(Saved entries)
++++
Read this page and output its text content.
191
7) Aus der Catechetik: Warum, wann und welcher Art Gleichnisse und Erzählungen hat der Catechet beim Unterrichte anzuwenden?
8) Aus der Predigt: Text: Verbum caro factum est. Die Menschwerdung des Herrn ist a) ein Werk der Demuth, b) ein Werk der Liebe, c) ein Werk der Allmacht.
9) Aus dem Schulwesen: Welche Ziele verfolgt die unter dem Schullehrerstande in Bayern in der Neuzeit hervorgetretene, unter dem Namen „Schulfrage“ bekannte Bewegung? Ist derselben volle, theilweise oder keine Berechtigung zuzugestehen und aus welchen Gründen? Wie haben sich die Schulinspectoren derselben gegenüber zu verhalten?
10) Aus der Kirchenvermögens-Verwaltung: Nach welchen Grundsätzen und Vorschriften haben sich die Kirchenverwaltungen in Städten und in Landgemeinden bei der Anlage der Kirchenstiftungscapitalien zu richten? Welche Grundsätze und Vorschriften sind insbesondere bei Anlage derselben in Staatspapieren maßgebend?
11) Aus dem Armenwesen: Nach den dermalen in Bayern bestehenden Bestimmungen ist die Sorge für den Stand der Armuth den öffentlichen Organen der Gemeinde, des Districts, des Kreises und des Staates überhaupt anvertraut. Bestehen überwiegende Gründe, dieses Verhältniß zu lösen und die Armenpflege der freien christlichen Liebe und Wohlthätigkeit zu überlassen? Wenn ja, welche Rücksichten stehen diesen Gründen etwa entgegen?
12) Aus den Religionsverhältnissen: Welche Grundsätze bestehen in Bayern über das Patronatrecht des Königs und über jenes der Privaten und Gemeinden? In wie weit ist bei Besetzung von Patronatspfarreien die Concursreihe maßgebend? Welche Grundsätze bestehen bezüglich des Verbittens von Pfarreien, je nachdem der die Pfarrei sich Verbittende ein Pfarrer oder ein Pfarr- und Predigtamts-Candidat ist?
++++
What is the number of lines in the records that contain the string "Liebe"? Give only that number.

● ANSWER IN FULL
2